■ Problem to solve ■
Reproduce the records below in full and without edits, omitting images.
Start Data for this task
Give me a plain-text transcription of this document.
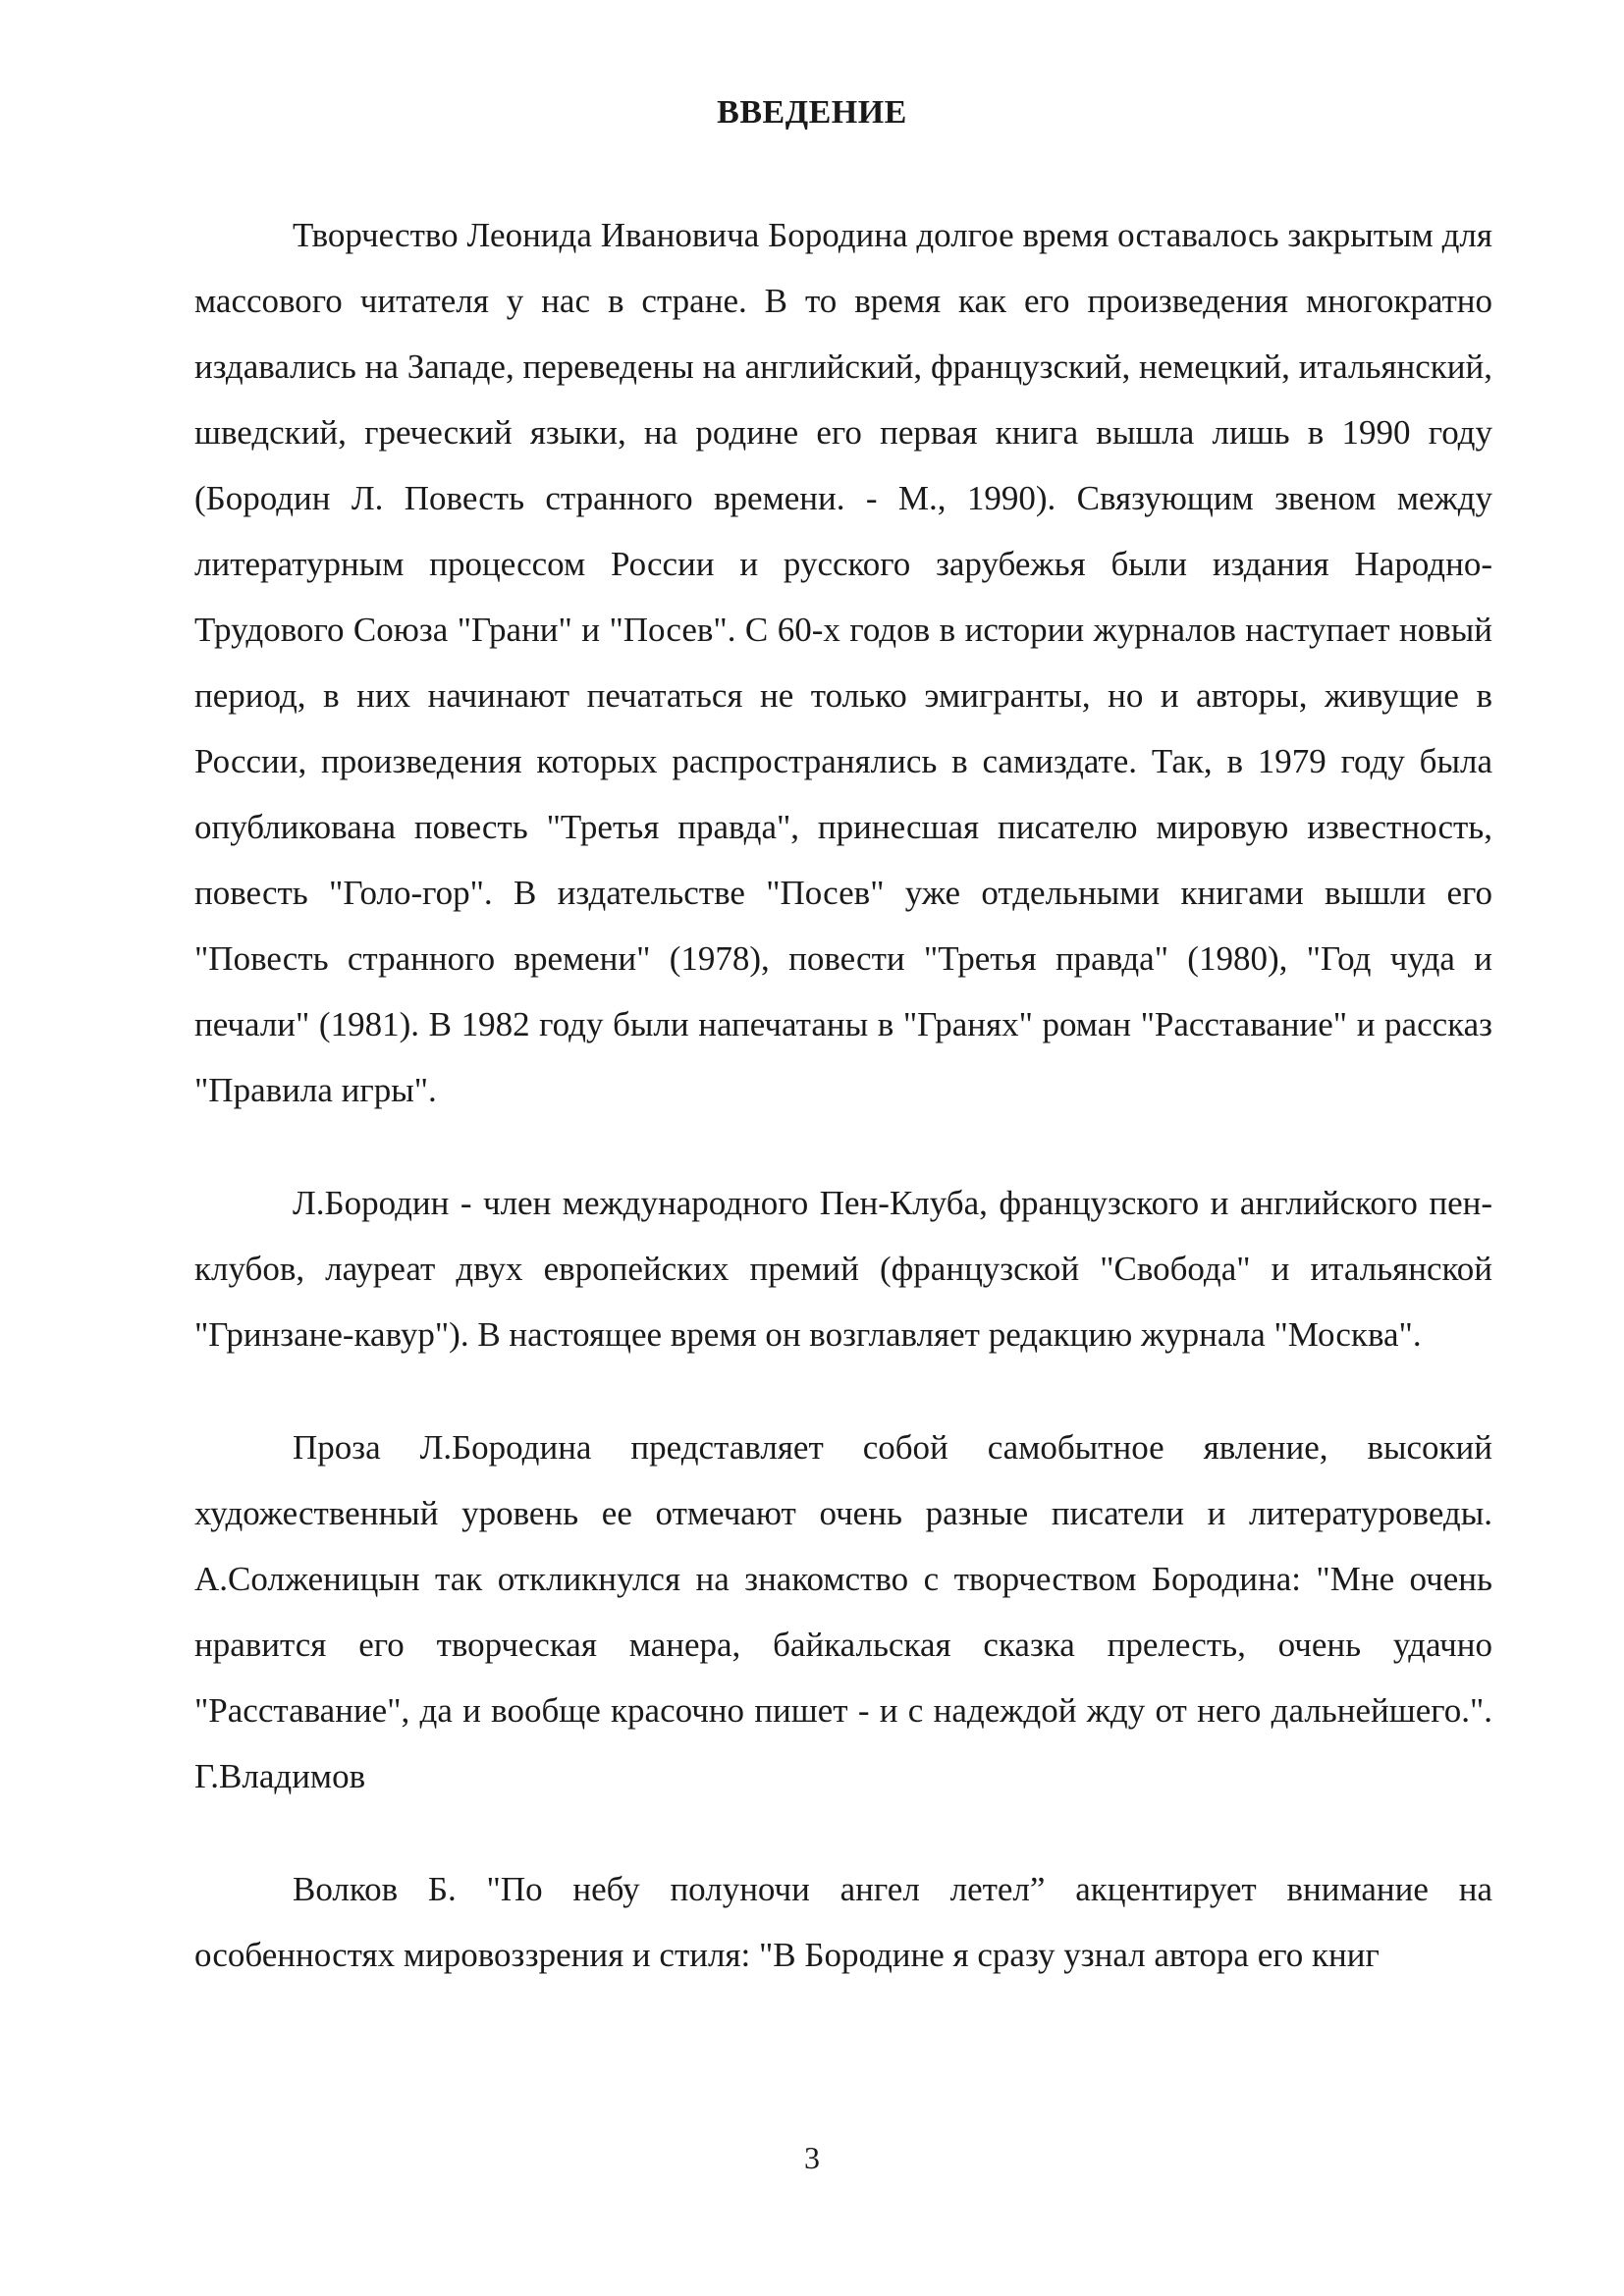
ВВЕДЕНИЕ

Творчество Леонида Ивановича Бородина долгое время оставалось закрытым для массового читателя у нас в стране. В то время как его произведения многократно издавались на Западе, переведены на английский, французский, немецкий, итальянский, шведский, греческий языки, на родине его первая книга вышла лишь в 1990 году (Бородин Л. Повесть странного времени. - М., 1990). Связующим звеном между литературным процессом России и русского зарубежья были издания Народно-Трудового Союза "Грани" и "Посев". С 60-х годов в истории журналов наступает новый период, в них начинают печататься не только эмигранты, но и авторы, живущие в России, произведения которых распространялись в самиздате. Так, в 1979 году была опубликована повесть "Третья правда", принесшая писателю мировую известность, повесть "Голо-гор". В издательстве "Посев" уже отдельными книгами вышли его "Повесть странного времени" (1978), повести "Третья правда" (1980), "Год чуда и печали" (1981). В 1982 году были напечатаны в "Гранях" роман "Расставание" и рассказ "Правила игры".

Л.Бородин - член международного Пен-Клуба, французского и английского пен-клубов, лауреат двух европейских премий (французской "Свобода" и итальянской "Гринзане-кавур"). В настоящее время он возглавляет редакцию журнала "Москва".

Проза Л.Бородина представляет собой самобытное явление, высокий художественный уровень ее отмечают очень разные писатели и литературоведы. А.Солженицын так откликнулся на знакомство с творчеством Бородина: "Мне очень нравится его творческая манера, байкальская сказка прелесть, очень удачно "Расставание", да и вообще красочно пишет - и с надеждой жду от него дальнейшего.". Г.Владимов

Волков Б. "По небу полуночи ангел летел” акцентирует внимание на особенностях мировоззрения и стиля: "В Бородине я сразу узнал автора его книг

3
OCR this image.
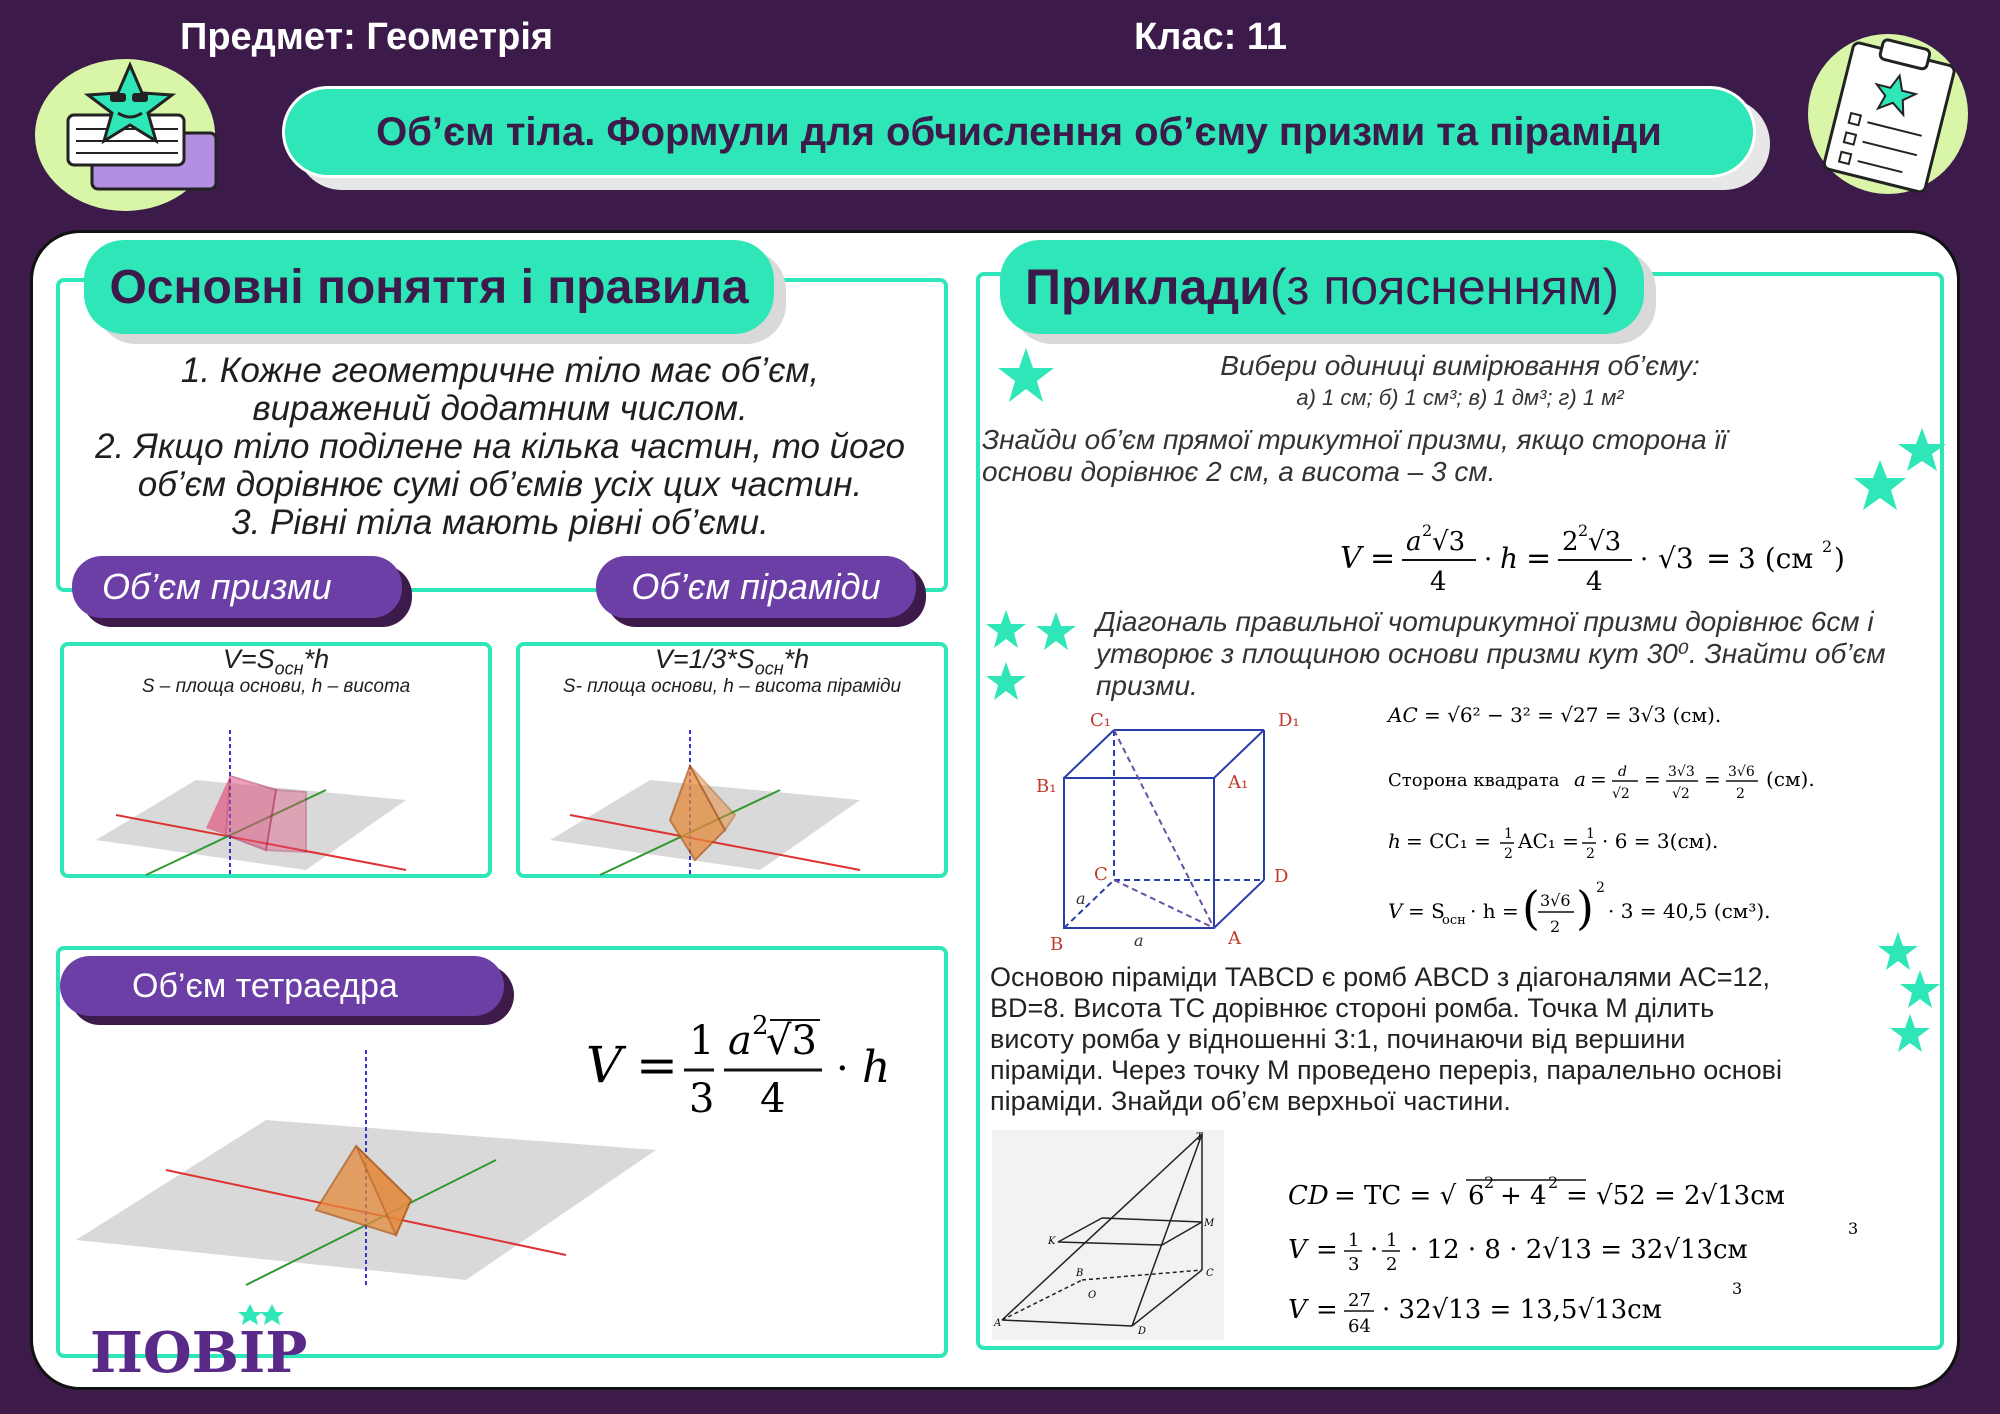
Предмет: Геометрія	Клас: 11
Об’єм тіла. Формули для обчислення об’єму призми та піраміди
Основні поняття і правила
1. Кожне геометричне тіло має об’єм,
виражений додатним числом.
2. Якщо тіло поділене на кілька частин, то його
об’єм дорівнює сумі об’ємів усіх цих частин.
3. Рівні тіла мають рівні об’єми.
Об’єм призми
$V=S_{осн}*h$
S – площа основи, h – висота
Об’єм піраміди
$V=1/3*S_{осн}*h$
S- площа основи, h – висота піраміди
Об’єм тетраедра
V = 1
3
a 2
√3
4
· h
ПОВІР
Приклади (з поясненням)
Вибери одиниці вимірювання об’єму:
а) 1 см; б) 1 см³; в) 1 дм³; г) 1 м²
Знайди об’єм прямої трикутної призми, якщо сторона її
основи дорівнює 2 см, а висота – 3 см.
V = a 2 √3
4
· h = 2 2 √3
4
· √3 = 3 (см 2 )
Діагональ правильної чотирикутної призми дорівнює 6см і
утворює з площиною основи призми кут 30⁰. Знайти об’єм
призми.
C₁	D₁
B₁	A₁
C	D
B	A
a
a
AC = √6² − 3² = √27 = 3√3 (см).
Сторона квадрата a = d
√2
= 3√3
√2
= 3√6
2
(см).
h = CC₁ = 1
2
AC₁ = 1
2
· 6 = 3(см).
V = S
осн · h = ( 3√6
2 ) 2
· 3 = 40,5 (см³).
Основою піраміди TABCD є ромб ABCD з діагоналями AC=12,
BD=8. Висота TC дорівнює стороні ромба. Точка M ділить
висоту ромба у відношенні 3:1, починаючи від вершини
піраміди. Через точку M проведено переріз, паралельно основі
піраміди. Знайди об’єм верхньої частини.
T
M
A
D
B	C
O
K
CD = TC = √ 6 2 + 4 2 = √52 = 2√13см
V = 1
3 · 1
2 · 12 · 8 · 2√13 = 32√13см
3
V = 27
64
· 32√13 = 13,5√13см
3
End Data for this task
■ Solution below ■
Give me a plain-text transcription of this document.
ВВЕДЕНИЕ

Творчество Леонида Ивановича Бородина долгое время оставалось закрытым для массового читателя у нас в стране. В то время как его произведения многократно издавались на Западе, переведены на английский, французский, немецкий, итальянский, шведский, греческий языки, на родине его первая книга вышла лишь в 1990 году (Бородин Л. Повесть странного времени. - М., 1990). Связующим звеном между литературным процессом России и русского зарубежья были издания Народно-Трудового Союза "Грани" и "Посев". С 60-х годов в истории журналов наступает новый период, в них начинают печататься не только эмигранты, но и авторы, живущие в России, произведения которых распространялись в самиздате. Так, в 1979 году была опубликована повесть "Третья правда", принесшая писателю мировую известность, повесть "Голо-гор". В издательстве "Посев" уже отдельными книгами вышли его "Повесть странного времени" (1978), повести "Третья правда" (1980), "Год чуда и печали" (1981). В 1982 году были напечатаны в "Гранях" роман "Расставание" и рассказ "Правила игры".

Л.Бородин - член международного Пен-Клуба, французского и английского пен-клубов, лауреат двух европейских премий (французской "Свобода" и итальянской "Гринзане-кавур"). В настоящее время он возглавляет редакцию журнала "Москва".

Проза Л.Бородина представляет собой самобытное явление, высокий художественный уровень ее отмечают очень разные писатели и литературоведы. А.Солженицын так откликнулся на знакомство с творчеством Бородина: "Мне очень нравится его творческая манера, байкальская сказка прелесть, очень удачно "Расставание", да и вообще красочно пишет - и с надеждой жду от него дальнейшего.". Г.Владимов

Волков Б. "По небу полуночи ангел летел” акцентирует внимание на особенностях мировоззрения и стиля: "В Бородине я сразу узнал автора его книг

3
OCR this image.
Предмет: Геометрія	Клас: 11
Об’єм тіла. Формули для обчислення об’єму призми та піраміди
Основні поняття і правила
1. Кожне геометричне тіло має об’єм,
виражений додатним числом.
2. Якщо тіло поділене на кілька частин, то його
об’єм дорівнює сумі об’ємів усіх цих частин.
3. Рівні тіла мають рівні об’єми.
Об’єм призми
$V=S_{осн}*h$
S – площа основи, h – висота
Об’єм піраміди
$V=1/3*S_{осн}*h$
S- площа основи, h – висота піраміди
Об’єм тетраедра
V = 1
3
a 2
√3
4
· h
ПОВІР
Приклади (з поясненням)
Вибери одиниці вимірювання об’єму:
а) 1 см; б) 1 см³; в) 1 дм³; г) 1 м²
Знайди об’єм прямої трикутної призми, якщо сторона її
основи дорівнює 2 см, а висота – 3 см.
V = a 2 √3
4
· h = 2 2 √3
4
· √3 = 3 (см 2 )
Діагональ правильної чотирикутної призми дорівнює 6см і
утворює з площиною основи призми кут 30⁰. Знайти об’єм
призми.
C₁	D₁
B₁	A₁
C	D
B	A
a
a
AC = √6² − 3² = √27 = 3√3 (см).
Сторона квадрата a = d
√2
= 3√3
√2
= 3√6
2
(см).
h = CC₁ = 1
2
AC₁ = 1
2
· 6 = 3(см).
V = S
осн · h = ( 3√6
2 ) 2
· 3 = 40,5 (см³).
Основою піраміди TABCD є ромб ABCD з діагоналями AC=12,
BD=8. Висота TC дорівнює стороні ромба. Точка M ділить
висоту ромба у відношенні 3:1, починаючи від вершини
піраміди. Через точку M проведено переріз, паралельно основі
піраміди. Знайди об’єм верхньої частини.
T
M
A
D
B	C
O
K
CD = TC = √ 6 2 + 4 2 = √52 = 2√13см
V = 1
3 · 1
2 · 12 · 8 · 2√13 = 32√13см
3
V = 27
64
· 32√13 = 13,5√13см
3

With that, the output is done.